__What is expected__. Rewrite the lines from the one containing "gene-label: ENT_20780 — [576, 318, 633, 329]" through the one containing "gene-label: ENT_21160 — [183, 453, 240, 464]", replacing "label-connector" with "leader-line" and leaving everything else unchanged.

Dataset rows
================================

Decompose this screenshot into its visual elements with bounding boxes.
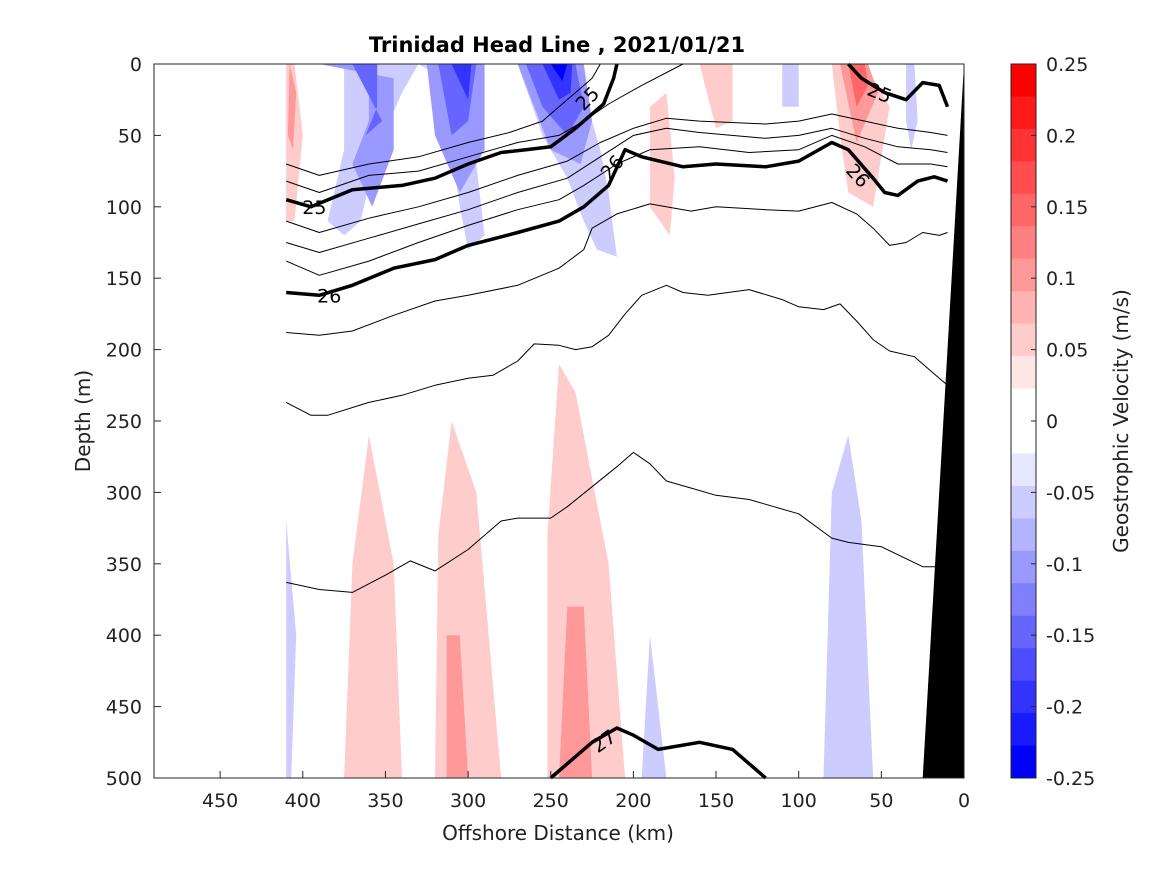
y-tick-label: 300 (106, 482, 142, 504)
x-tick-label: 150 (698, 790, 734, 812)
y-tick-label: 250 (106, 411, 142, 433)
x-tick-label: 350 (367, 790, 403, 812)
x-axis-label: Offshore Distance (km) (442, 821, 674, 845)
colorbar-segment (1011, 323, 1036, 357)
colorbar (1011, 64, 1036, 779)
velocity-field (286, 64, 918, 778)
chart-title: Trinidad Head Line , 2021/01/21 (369, 33, 745, 57)
colorbar-segment (1011, 96, 1036, 130)
x-tick-label: 200 (615, 790, 651, 812)
colorbar-tick-label: 0.25 (1046, 54, 1088, 76)
seafloor (922, 64, 964, 778)
x-tick-label: 100 (781, 790, 817, 812)
y-tick-label: 100 (106, 197, 142, 219)
density-contour-minor (286, 113, 948, 233)
contour-label: 26 (317, 285, 341, 307)
colorbar-label: Geostrophic Velocity (m/s) (1109, 289, 1133, 553)
colorbar-segment (1011, 421, 1036, 454)
colorbar-segment (1011, 745, 1036, 779)
density-contour-minor (286, 202, 948, 336)
colorbar-segment (1011, 258, 1036, 292)
density-contours (285, 62, 950, 780)
colorbar-segment (1011, 128, 1036, 162)
colorbar-ticks: 0.25 0.2 0.15 0.1 0.05 0 -0.05 -0.1 -0.15 -0.2 -0.… (1031, 54, 1095, 790)
colorbar-tick-label: 0.05 (1046, 340, 1088, 362)
density-contour-minor (286, 63, 601, 176)
colorbar-segment (1011, 680, 1036, 714)
colorbar-segment (1011, 713, 1036, 746)
x-tick-label: 400 (285, 790, 321, 812)
colorbar-segment (1011, 161, 1036, 195)
velocity-patch (352, 64, 383, 136)
colorbar-segment (1011, 64, 1036, 97)
y-tick-label: 450 (106, 697, 142, 719)
colorbar-segment (1011, 583, 1036, 617)
velocity-patch (287, 64, 297, 150)
x-tick-label: 300 (450, 790, 486, 812)
colorbar-segment (1011, 615, 1036, 649)
density-contour-major (847, 62, 950, 108)
x-tick-label: 50 (869, 790, 893, 812)
x-tick-label: 250 (533, 790, 569, 812)
y-tick-label: 500 (106, 768, 142, 790)
y-tick-label: 150 (106, 268, 142, 290)
velocity-patch (344, 435, 402, 778)
x-axis-ticks: 450 400 350 300 250 200 150 100 50 0 (202, 771, 970, 812)
colorbar-tick-label: 0 (1046, 411, 1058, 433)
colorbar-segment (1011, 648, 1036, 682)
y-tick-label: 50 (118, 125, 142, 147)
colorbar-segment (1011, 291, 1036, 325)
colorbar-segment (1011, 550, 1036, 584)
colorbar-tick-label: -0.2 (1046, 697, 1083, 719)
density-contour-major (549, 726, 767, 780)
velocity-patch (782, 64, 799, 107)
y-axis-label: Depth (m) (71, 370, 95, 472)
colorbar-segment (1011, 356, 1036, 389)
colorbar-segment (1011, 193, 1036, 227)
velocity-patch (446, 635, 469, 778)
colorbar-tick-label: -0.25 (1046, 768, 1095, 790)
velocity-patch (848, 64, 869, 107)
density-contour-minor (285, 284, 948, 416)
colorbar-tick-label: -0.15 (1046, 625, 1095, 647)
colorbar-segment (1011, 518, 1036, 552)
velocity-patch (823, 435, 874, 778)
y-tick-label: 200 (106, 340, 142, 362)
velocity-patch (542, 64, 573, 100)
colorbar-segment (1011, 453, 1036, 487)
velocity-patch (559, 606, 593, 778)
velocity-patch (550, 64, 568, 82)
colorbar-tick-label: 0.2 (1046, 125, 1076, 147)
density-contour-minor (286, 127, 948, 253)
bathymetry (922, 64, 964, 778)
density-contour-minor (286, 63, 684, 193)
y-axis-ticks: 0 50 100 150 200 250 300 350 400 450 500 (106, 54, 161, 790)
velocity-patch (451, 64, 472, 100)
colorbar-segment (1011, 485, 1036, 519)
x-tick-label: 0 (958, 790, 970, 812)
colorbar-segment (1011, 226, 1036, 260)
colorbar-tick-label: 0.15 (1046, 197, 1088, 219)
y-tick-label: 350 (106, 554, 142, 576)
x-tick-label: 450 (202, 790, 238, 812)
colorbar-tick-label: -0.05 (1046, 482, 1095, 504)
colorbar-tick-label: -0.1 (1046, 554, 1083, 576)
y-tick-label: 400 (106, 625, 142, 647)
density-contour-major (285, 63, 619, 209)
velocity-patch (286, 521, 297, 778)
contour-label: 25 (302, 197, 326, 219)
density-contour-minor (286, 134, 948, 276)
velocity-patch (699, 64, 733, 129)
colorbar-segment (1011, 388, 1036, 422)
y-tick-label: 0 (130, 54, 142, 76)
velocity-patch (906, 64, 918, 150)
colorbar-tick-label: 0.1 (1046, 268, 1076, 290)
velocity-patch (831, 64, 890, 207)
density-contour-major (286, 140, 949, 298)
density-contour-minor (286, 451, 948, 593)
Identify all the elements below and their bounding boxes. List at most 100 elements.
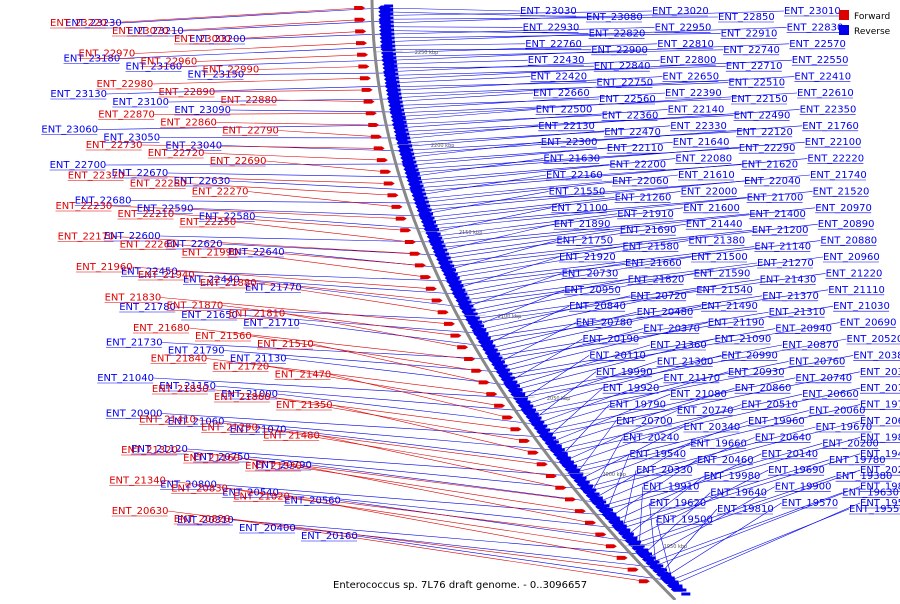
gene-label: ENT_20780 — [576, 318, 633, 329]
reverse-track-segment — [559, 453, 568, 456]
gene-label: ENT_22930 — [523, 22, 580, 33]
forward-gene-feature — [617, 556, 628, 560]
reverse-track-segment — [607, 513, 616, 516]
gene-label: ENT_22430 — [528, 55, 585, 66]
reverse-track-segment — [673, 585, 682, 588]
reverse-track-segment — [475, 325, 484, 328]
gene-label: ENT_21740 — [810, 170, 867, 181]
gene-label: ENT_21610 — [678, 170, 735, 181]
reverse-track-segment — [453, 281, 462, 284]
gene-label: ENT_22560 — [599, 94, 656, 105]
gene-label: ENT_22750 — [596, 78, 653, 89]
forward-gene-feature — [575, 509, 586, 513]
gene-label: ENT_23070 — [112, 26, 169, 37]
label-connector — [311, 465, 595, 502]
reverse-track-segment — [498, 365, 507, 368]
label-connector — [389, 77, 531, 83]
gene-label: ENT_22170 — [58, 232, 115, 243]
gene-label: ENT_21440 — [686, 219, 743, 230]
gene-label: ENT_21600 — [683, 203, 740, 214]
gene-label: ENT_20350 — [860, 367, 900, 378]
reverse-track-segment — [386, 41, 395, 44]
gene-label: ENT_20110 — [589, 350, 646, 361]
gene-label: ENT_21720 — [213, 362, 270, 373]
label-connector — [152, 78, 365, 84]
reverse-track-segment — [411, 173, 420, 176]
gene-label: ENT_21170 — [663, 373, 720, 384]
forward-gene-feature — [355, 18, 366, 22]
reverse-track-segment — [662, 573, 671, 576]
gene-label: ENT_21160 — [183, 453, 240, 464]
gene-label: ENT_23060 — [41, 125, 98, 136]
tick-label: 2150 kbp — [459, 230, 483, 236]
gene-label: ENT_22820 — [589, 28, 646, 39]
reverse-track-segment — [386, 37, 395, 40]
reverse-track-segment — [456, 289, 465, 292]
reverse-track-segment — [390, 81, 399, 84]
gene-label: ENT_22720 — [148, 148, 205, 159]
reverse-track-segment — [503, 373, 512, 376]
label-connector — [399, 126, 538, 139]
label-connector — [278, 131, 377, 137]
gene-label: ENT_22330 — [670, 121, 727, 132]
gene-label: ENT_21200 — [752, 225, 809, 236]
reverse-track-segment — [403, 145, 412, 148]
forward-gene-feature — [384, 182, 395, 186]
reverse-track-segment — [394, 105, 403, 108]
reverse-track-segment — [654, 565, 663, 568]
reverse-track-segment — [491, 353, 500, 356]
legend-reverse-swatch — [839, 25, 849, 35]
forward-gene-feature — [479, 380, 490, 384]
gene-label: ENT_20870 — [782, 340, 839, 351]
forward-gene-feature — [420, 275, 431, 279]
forward-gene-feature — [400, 228, 411, 232]
reverse-track-segment — [405, 153, 414, 156]
gene-label: ENT_21380 — [688, 236, 745, 247]
gene-label: ENT_20970 — [815, 203, 872, 214]
gene-label: ENT_23000 — [174, 34, 231, 45]
reverse-track-segment — [650, 561, 659, 564]
gene-label: ENT_22000 — [681, 186, 738, 197]
reverse-track-segment — [621, 529, 630, 532]
gene-label: ENT_22790 — [222, 126, 279, 137]
gene-label: ENT_20160 — [301, 531, 358, 542]
gene-label: ENT_20400 — [239, 523, 296, 534]
reverse-track-segment — [449, 273, 458, 276]
gene-label: ENT_22900 — [591, 45, 648, 56]
gene-label: ENT_19450 — [860, 449, 900, 460]
gene-label: ENT_20820 — [174, 514, 231, 525]
reverse-track-segment — [414, 185, 423, 188]
gene-label: ENT_20650 — [860, 416, 900, 427]
reverse-track-segment — [392, 89, 401, 92]
reverse-track-segment — [516, 393, 525, 396]
gene-label: ENT_21190 — [708, 318, 765, 329]
reverse-track-segment — [597, 501, 606, 504]
gene-label: ENT_22870 — [98, 110, 155, 121]
reverse-track-segment — [396, 113, 405, 116]
gene-label: ENT_19960 — [748, 416, 805, 427]
reverse-track-segment — [591, 493, 600, 496]
gene-label: ENT_19880 — [860, 482, 900, 493]
gene-label: ENT_19540 — [629, 449, 686, 460]
forward-gene-feature — [357, 53, 368, 57]
gene-label: ENT_23100 — [112, 97, 169, 108]
gene-label: ENT_19620 — [650, 498, 707, 509]
gene-label: ENT_19810 — [717, 504, 774, 515]
gene-label: ENT_21290 — [201, 423, 258, 434]
label-connector — [266, 161, 386, 172]
gene-label: ENT_20860 — [735, 383, 792, 394]
gene-label: ENT_20960 — [823, 252, 880, 263]
label-connector — [106, 8, 360, 23]
gene-label: ENT_20630 — [112, 506, 169, 517]
reverse-track-segment — [604, 509, 613, 512]
reverse-track-segment — [407, 161, 416, 164]
gene-label: ENT_21340 — [109, 476, 166, 487]
reverse-track-segment — [594, 497, 603, 500]
reverse-track-segment — [677, 589, 686, 592]
gene-label: ENT_21940 — [138, 270, 195, 281]
gene-label: ENT_21540 — [696, 285, 753, 296]
reverse-track-segment — [390, 77, 399, 80]
reverse-track-segment — [639, 549, 648, 552]
reverse-track-segment — [406, 157, 415, 160]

================================

__Full answer__.
gene-label: ENT_20780 — [576, 318, 633, 329]
reverse-track-segment — [559, 453, 568, 456]
gene-label: ENT_22930 — [523, 22, 580, 33]
forward-gene-feature — [617, 556, 628, 560]
reverse-track-segment — [607, 513, 616, 516]
gene-label: ENT_22430 — [528, 55, 585, 66]
reverse-track-segment — [673, 585, 682, 588]
reverse-track-segment — [475, 325, 484, 328]
gene-label: ENT_21740 — [810, 170, 867, 181]
gene-label: ENT_21610 — [678, 170, 735, 181]
reverse-track-segment — [453, 281, 462, 284]
gene-label: ENT_22560 — [599, 94, 656, 105]
gene-label: ENT_22750 — [596, 78, 653, 89]
forward-gene-feature — [575, 509, 586, 513]
gene-label: ENT_23070 — [112, 26, 169, 37]
leader-line — [311, 465, 595, 502]
reverse-track-segment — [498, 365, 507, 368]
leader-line — [389, 77, 531, 83]
gene-label: ENT_22170 — [58, 232, 115, 243]
gene-label: ENT_21440 — [686, 219, 743, 230]
gene-label: ENT_21600 — [683, 203, 740, 214]
gene-label: ENT_20350 — [860, 367, 900, 378]
reverse-track-segment — [386, 41, 395, 44]
gene-label: ENT_20110 — [589, 350, 646, 361]
gene-label: ENT_21720 — [213, 362, 270, 373]
leader-line — [152, 78, 365, 84]
reverse-track-segment — [411, 173, 420, 176]
gene-label: ENT_21170 — [663, 373, 720, 384]
forward-gene-feature — [355, 18, 366, 22]
reverse-track-segment — [662, 573, 671, 576]
gene-label: ENT_21160 — [183, 453, 240, 464]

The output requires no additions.